SHORT PROBLEM:
Using the records that follow, copy every line containing the word "high".
§ §
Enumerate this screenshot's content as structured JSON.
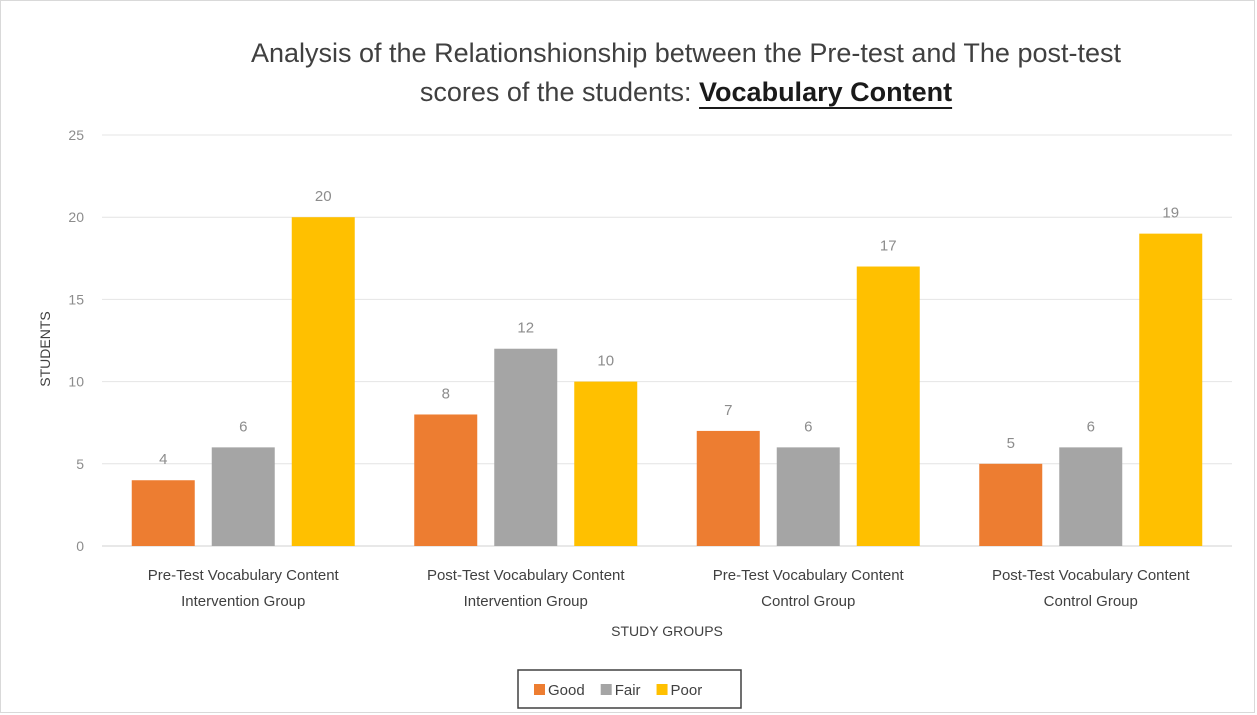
{
  "chart_data": {
    "type": "bar",
    "title_line1": "Analysis of the Relationshionship  between the Pre-test and The post-test",
    "title_line2_prefix": "scores of the students: ",
    "title_line2_emphasis": "Vocabulary Content",
    "xlabel": "STUDY GROUPS",
    "ylabel": "STUDENTS",
    "ylim": [
      0,
      25
    ],
    "yticks": [
      0,
      5,
      10,
      15,
      20,
      25
    ],
    "grid": true,
    "legend_position": "bottom",
    "categories": [
      [
        "Pre-Test Vocabulary Content",
        "Intervention Group"
      ],
      [
        "Post-Test Vocabulary Content",
        "Intervention Group"
      ],
      [
        "Pre-Test Vocabulary Content",
        "Control  Group"
      ],
      [
        "Post-Test Vocabulary Content",
        "Control Group"
      ]
    ],
    "series": [
      {
        "name": "Good",
        "color": "#ED7D31",
        "values": [
          4,
          8,
          7,
          5
        ]
      },
      {
        "name": "Fair",
        "color": "#A5A5A5",
        "values": [
          6,
          12,
          6,
          6
        ]
      },
      {
        "name": "Poor",
        "color": "#FFC000",
        "values": [
          20,
          10,
          17,
          19
        ]
      }
    ]
  }
}
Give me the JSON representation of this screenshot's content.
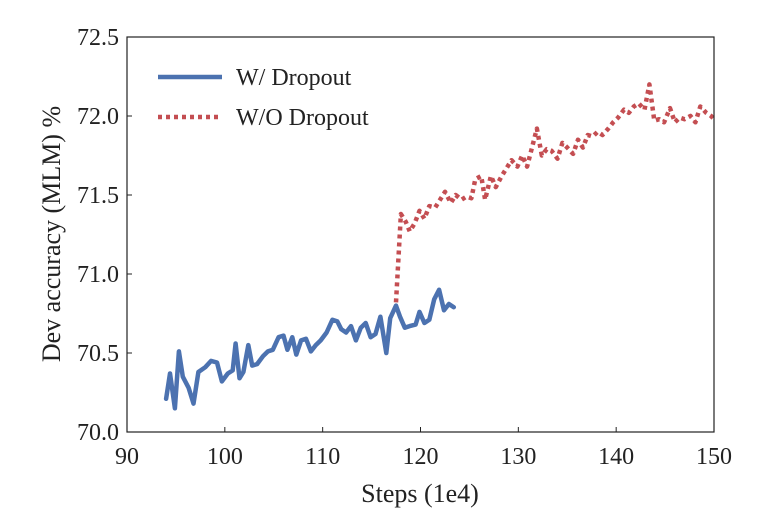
{
  "chart_data": {
    "type": "line",
    "title": "",
    "xlabel": "Steps (1e4)",
    "ylabel": "Dev accuracy (MLM) %",
    "xlim": [
      90,
      150
    ],
    "ylim": [
      70.0,
      72.5
    ],
    "xticks": [
      90,
      100,
      110,
      120,
      130,
      140,
      150
    ],
    "xtick_labels": [
      "90",
      "100",
      "110",
      "120",
      "130",
      "140",
      "150"
    ],
    "yticks": [
      70.0,
      70.5,
      71.0,
      71.5,
      72.0,
      72.5
    ],
    "ytick_labels": [
      "70.0",
      "70.5",
      "71.0",
      "71.5",
      "72.0",
      "72.5"
    ],
    "grid": false,
    "legend_position": "top-left",
    "series": [
      {
        "name": "W/ Dropout",
        "color": "#4c72b0",
        "style": "solid",
        "x": [
          94.0,
          94.4,
          94.9,
          95.3,
          95.7,
          96.3,
          96.8,
          97.3,
          98.0,
          98.6,
          99.2,
          99.7,
          100.3,
          100.8,
          101.1,
          101.5,
          101.9,
          102.4,
          102.8,
          103.3,
          103.9,
          104.4,
          104.9,
          105.5,
          106.0,
          106.4,
          106.9,
          107.3,
          107.8,
          108.3,
          108.8,
          109.3,
          109.8,
          110.4,
          111.0,
          111.5,
          111.9,
          112.4,
          112.9,
          113.4,
          113.9,
          114.4,
          114.9,
          115.4,
          115.9,
          116.5,
          116.9,
          117.5,
          117.9,
          118.4,
          118.9,
          119.5,
          119.9,
          120.4,
          120.9,
          121.4,
          121.9,
          122.4,
          122.9,
          123.4
        ],
        "values": [
          70.21,
          70.37,
          70.15,
          70.51,
          70.35,
          70.28,
          70.18,
          70.38,
          70.41,
          70.45,
          70.44,
          70.32,
          70.37,
          70.39,
          70.56,
          70.34,
          70.38,
          70.55,
          70.42,
          70.43,
          70.48,
          70.51,
          70.52,
          70.6,
          70.61,
          70.52,
          70.6,
          70.49,
          70.58,
          70.59,
          70.51,
          70.55,
          70.58,
          70.63,
          70.71,
          70.7,
          70.65,
          70.63,
          70.67,
          70.58,
          70.66,
          70.69,
          70.6,
          70.62,
          70.73,
          70.5,
          70.72,
          70.8,
          70.73,
          70.66,
          70.67,
          70.68,
          70.76,
          70.69,
          70.71,
          70.84,
          70.9,
          70.77,
          70.81,
          70.79
        ]
      },
      {
        "name": "W/O Dropout",
        "color": "#c44e52",
        "style": "dotted",
        "x": [
          117.5,
          118.0,
          118.5,
          118.9,
          119.4,
          119.9,
          120.4,
          120.9,
          121.5,
          122.0,
          122.5,
          123.1,
          123.6,
          124.2,
          124.7,
          125.2,
          125.6,
          126.2,
          126.6,
          127.2,
          127.7,
          128.3,
          128.8,
          129.3,
          129.9,
          130.4,
          130.9,
          131.4,
          131.9,
          132.4,
          132.9,
          133.4,
          134.0,
          134.5,
          135.0,
          135.6,
          136.1,
          136.6,
          137.1,
          137.6,
          138.1,
          138.6,
          139.2,
          139.7,
          140.2,
          140.8,
          141.3,
          141.8,
          142.3,
          142.9,
          143.4,
          143.9,
          144.4,
          144.9,
          145.5,
          146.0,
          146.5,
          147.0,
          147.6,
          148.1,
          148.6,
          149.2,
          149.7,
          150.0
        ],
        "values": [
          70.82,
          71.38,
          71.33,
          71.27,
          71.32,
          71.4,
          71.35,
          71.43,
          71.42,
          71.47,
          71.52,
          71.45,
          71.5,
          71.47,
          71.49,
          71.48,
          71.6,
          71.62,
          71.47,
          71.62,
          71.55,
          71.62,
          71.67,
          71.72,
          71.68,
          71.75,
          71.68,
          71.8,
          71.92,
          71.75,
          71.79,
          71.78,
          71.73,
          71.83,
          71.8,
          71.76,
          71.85,
          71.8,
          71.88,
          71.87,
          71.9,
          71.88,
          71.92,
          71.96,
          71.99,
          72.04,
          72.02,
          72.06,
          72.08,
          72.04,
          72.2,
          71.97,
          71.98,
          71.96,
          72.05,
          71.96,
          71.99,
          71.98,
          72.0,
          71.96,
          72.06,
          72.02,
          72.0,
          71.98
        ]
      }
    ]
  }
}
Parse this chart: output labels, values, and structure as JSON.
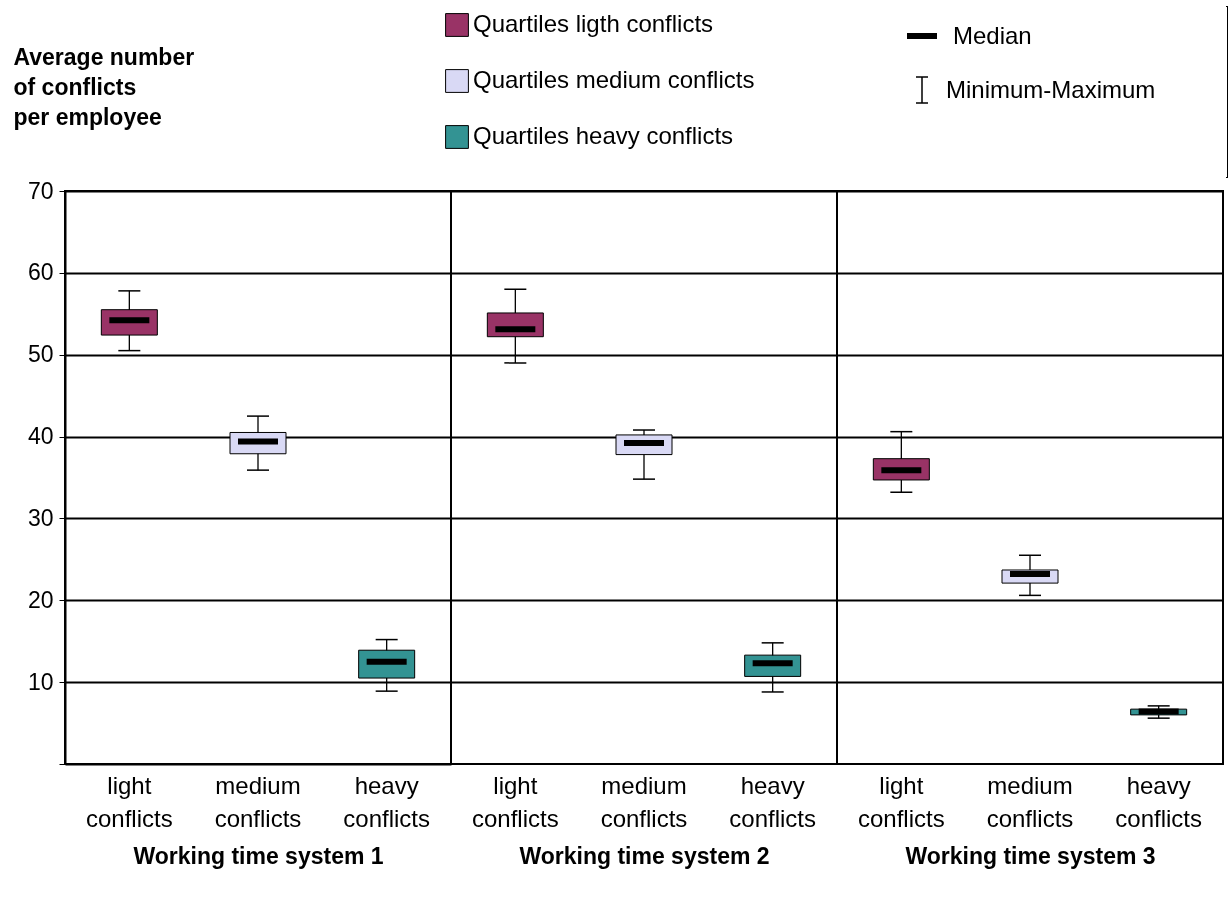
{
  "chart_data": [
    {
      "type": "box",
      "ylabel": "Average number of conflicts per employee",
      "xlabel": "Working time system 1",
      "categories": [
        "light conflicts",
        "medium conflicts",
        "heavy conflicts"
      ],
      "ylim": [
        0,
        70
      ],
      "yticks": [
        {
          "value": 0,
          "label": null
        },
        10,
        20,
        30,
        40,
        50,
        60,
        70
      ],
      "grid": "y",
      "legend": "top",
      "annotations": [
        "Median",
        "Minimum-Maximum"
      ],
      "series": [
        {
          "name": "Quartiles ligth conflicts",
          "color": "#993366",
          "boxes": [
            {
              "low": 50.5,
              "q1": 52.4,
              "median": 54.2,
              "q3": 55.5,
              "high": 57.8
            },
            null,
            null
          ]
        },
        {
          "name": "Quartiles medium conflicts",
          "color": "#d9d9f5",
          "boxes": [
            null,
            {
              "low": 35.9,
              "q1": 37.9,
              "median": 39.4,
              "q3": 40.5,
              "high": 42.5
            },
            null
          ]
        },
        {
          "name": "Quartiles heavy  conflicts",
          "color": "#339393",
          "boxes": [
            null,
            null,
            {
              "low": 8.9,
              "q1": 10.5,
              "median": 12.5,
              "q3": 13.9,
              "high": 15.2
            }
          ]
        }
      ]
    },
    {
      "type": "box",
      "xlabel": "Working time system 2",
      "categories": [
        "light conflicts",
        "medium conflicts",
        "heavy conflicts"
      ],
      "ylim": [
        0,
        70
      ],
      "yticks": [
        10,
        20,
        30,
        40,
        50,
        60,
        70
      ],
      "grid": "y",
      "tick_labels": "x",
      "series": [
        {
          "color": "#993366",
          "boxes": [
            {
              "low": 49,
              "q1": 52.2,
              "median": 53.1,
              "q3": 55.1,
              "high": 58
            },
            null,
            null
          ]
        },
        {
          "color": "#d9d9f5",
          "boxes": [
            null,
            {
              "low": 34.8,
              "q1": 37.8,
              "median": 39.2,
              "q3": 40.2,
              "high": 40.8
            },
            null
          ]
        },
        {
          "color": "#339393",
          "boxes": [
            null,
            null,
            {
              "low": 8.8,
              "q1": 10.7,
              "median": 12.3,
              "q3": 13.3,
              "high": 14.8
            }
          ]
        }
      ]
    },
    {
      "type": "box",
      "xlabel": "Working time system 3",
      "categories": [
        "light conflicts",
        "medium conflicts",
        "heavy conflicts"
      ],
      "ylim": [
        0,
        70
      ],
      "yticks": [
        10,
        20,
        30,
        40,
        50,
        60,
        70
      ],
      "grid": "y",
      "tick_labels": "x",
      "series": [
        {
          "color": "#993366",
          "boxes": [
            {
              "low": 33.2,
              "q1": 34.7,
              "median": 35.9,
              "q3": 37.3,
              "high": 40.6
            },
            null,
            null
          ]
        },
        {
          "color": "#d9d9f5",
          "boxes": [
            null,
            {
              "low": 20.6,
              "q1": 22.1,
              "median": 23.2,
              "q3": 23.7,
              "high": 25.5
            },
            null
          ]
        },
        {
          "color": "#339393",
          "boxes": [
            null,
            null,
            {
              "low": 5.6,
              "q1": 6.0,
              "median": 6.4,
              "q3": 6.7,
              "high": 7.1
            }
          ]
        }
      ]
    }
  ]
}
§ §
FINISHED EXERCISE:
              "high": 57.8
              "high": 42.5
              "high": 15.2
              "high": 58
              "high": 40.8
              "high": 14.8
              "high": 40.6
              "high": 25.5
              "high": 7.1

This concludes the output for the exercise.